* begin Entries *

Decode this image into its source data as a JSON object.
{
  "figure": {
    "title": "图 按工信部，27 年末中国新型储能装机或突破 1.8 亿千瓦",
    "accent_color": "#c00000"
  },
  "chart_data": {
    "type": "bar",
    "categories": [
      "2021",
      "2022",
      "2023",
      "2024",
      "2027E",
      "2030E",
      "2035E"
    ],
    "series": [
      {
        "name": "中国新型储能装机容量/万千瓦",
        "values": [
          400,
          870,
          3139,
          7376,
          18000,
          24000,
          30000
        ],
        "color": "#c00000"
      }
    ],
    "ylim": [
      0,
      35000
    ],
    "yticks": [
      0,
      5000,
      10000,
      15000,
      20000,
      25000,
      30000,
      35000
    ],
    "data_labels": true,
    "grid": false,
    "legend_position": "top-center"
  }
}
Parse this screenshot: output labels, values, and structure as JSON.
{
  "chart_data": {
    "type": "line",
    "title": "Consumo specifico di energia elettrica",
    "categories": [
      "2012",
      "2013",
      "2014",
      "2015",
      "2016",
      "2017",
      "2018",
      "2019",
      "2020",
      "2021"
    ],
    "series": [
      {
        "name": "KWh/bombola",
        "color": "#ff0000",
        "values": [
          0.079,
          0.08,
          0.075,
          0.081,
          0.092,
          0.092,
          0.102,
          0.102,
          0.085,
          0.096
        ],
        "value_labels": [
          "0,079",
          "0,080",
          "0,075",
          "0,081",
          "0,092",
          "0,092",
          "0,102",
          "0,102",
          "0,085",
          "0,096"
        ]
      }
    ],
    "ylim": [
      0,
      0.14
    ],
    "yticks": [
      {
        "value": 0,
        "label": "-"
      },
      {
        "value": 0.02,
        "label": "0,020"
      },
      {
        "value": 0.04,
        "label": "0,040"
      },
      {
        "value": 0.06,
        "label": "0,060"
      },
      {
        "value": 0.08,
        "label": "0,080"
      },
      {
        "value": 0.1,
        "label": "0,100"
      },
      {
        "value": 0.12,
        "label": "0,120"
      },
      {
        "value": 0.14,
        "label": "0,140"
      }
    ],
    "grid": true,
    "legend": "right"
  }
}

* end Entries *

The problem:
Extract all of the data exactly as written.

Response to the task:
Decode this image into its source data as a JSON object.
{
  "figure": {
    "title": "图 按工信部，27 年末中国新型储能装机或突破 1.8 亿千瓦",
    "accent_color": "#c00000"
  },
  "chart_data": {
    "type": "bar",
    "categories": [
      "2021",
      "2022",
      "2023",
      "2024",
      "2027E",
      "2030E",
      "2035E"
    ],
    "series": [
      {
        "name": "中国新型储能装机容量/万千瓦",
        "values": [
          400,
          870,
          3139,
          7376,
          18000,
          24000,
          30000
        ],
        "color": "#c00000"
      }
    ],
    "ylim": [
      0,
      35000
    ],
    "yticks": [
      0,
      5000,
      10000,
      15000,
      20000,
      25000,
      30000,
      35000
    ],
    "data_labels": true,
    "grid": false,
    "legend_position": "top-center"
  }
}
Parse this screenshot: output labels, values, and structure as JSON.
{
  "chart_data": {
    "type": "line",
    "title": "Consumo specifico di energia elettrica",
    "categories": [
      "2012",
      "2013",
      "2014",
      "2015",
      "2016",
      "2017",
      "2018",
      "2019",
      "2020",
      "2021"
    ],
    "series": [
      {
        "name": "KWh/bombola",
        "color": "#ff0000",
        "values": [
          0.079,
          0.08,
          0.075,
          0.081,
          0.092,
          0.092,
          0.102,
          0.102,
          0.085,
          0.096
        ],
        "value_labels": [
          "0,079",
          "0,080",
          "0,075",
          "0,081",
          "0,092",
          "0,092",
          "0,102",
          "0,102",
          "0,085",
          "0,096"
        ]
      }
    ],
    "ylim": [
      0,
      0.14
    ],
    "yticks": [
      {
        "value": 0,
        "label": "-"
      },
      {
        "value": 0.02,
        "label": "0,020"
      },
      {
        "value": 0.04,
        "label": "0,040"
      },
      {
        "value": 0.06,
        "label": "0,060"
      },
      {
        "value": 0.08,
        "label": "0,080"
      },
      {
        "value": 0.1,
        "label": "0,100"
      },
      {
        "value": 0.12,
        "label": "0,120"
      },
      {
        "value": 0.14,
        "label": "0,140"
      }
    ],
    "grid": true,
    "legend": "right"
  }
}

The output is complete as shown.